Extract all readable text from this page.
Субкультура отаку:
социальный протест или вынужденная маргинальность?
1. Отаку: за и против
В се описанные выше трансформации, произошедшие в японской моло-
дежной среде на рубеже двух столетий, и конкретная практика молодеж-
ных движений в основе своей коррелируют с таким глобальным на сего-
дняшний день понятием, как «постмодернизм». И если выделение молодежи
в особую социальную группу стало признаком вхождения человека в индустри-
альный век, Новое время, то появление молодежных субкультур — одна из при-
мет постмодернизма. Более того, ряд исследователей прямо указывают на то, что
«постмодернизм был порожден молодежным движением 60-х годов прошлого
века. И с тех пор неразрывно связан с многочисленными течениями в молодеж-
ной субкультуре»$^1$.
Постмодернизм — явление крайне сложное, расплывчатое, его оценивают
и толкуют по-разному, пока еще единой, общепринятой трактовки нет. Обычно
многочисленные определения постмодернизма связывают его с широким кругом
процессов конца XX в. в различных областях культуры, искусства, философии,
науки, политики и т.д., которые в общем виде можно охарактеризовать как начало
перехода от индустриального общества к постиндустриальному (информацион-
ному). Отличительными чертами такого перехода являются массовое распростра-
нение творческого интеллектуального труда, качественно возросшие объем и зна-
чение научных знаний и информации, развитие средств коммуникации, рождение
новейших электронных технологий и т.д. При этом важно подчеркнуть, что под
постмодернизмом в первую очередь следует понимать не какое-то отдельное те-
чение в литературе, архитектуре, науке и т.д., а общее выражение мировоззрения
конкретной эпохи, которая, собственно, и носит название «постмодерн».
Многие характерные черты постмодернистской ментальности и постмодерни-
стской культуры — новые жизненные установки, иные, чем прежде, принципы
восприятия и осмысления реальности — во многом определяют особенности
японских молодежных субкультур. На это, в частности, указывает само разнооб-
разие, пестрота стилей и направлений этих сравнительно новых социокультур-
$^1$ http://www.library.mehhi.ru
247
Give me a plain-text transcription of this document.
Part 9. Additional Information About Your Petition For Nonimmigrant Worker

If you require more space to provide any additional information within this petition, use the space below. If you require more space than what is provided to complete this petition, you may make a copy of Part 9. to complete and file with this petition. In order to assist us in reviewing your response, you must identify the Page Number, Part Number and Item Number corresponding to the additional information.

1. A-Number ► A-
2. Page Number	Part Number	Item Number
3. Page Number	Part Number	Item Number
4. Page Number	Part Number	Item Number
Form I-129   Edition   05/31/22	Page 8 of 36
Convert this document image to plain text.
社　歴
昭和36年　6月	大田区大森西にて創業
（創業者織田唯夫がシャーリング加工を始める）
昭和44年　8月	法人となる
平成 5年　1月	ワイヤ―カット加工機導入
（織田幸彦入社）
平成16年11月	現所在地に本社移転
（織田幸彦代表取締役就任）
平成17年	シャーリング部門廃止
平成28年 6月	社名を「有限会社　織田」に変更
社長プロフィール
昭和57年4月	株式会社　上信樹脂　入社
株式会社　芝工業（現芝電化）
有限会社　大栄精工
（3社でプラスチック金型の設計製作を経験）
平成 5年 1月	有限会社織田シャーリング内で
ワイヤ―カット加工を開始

*****

◆ **Requirement**: Among the entries above, how many lines include the word "document"? Reply with the number only.

◆ **Reply**: 2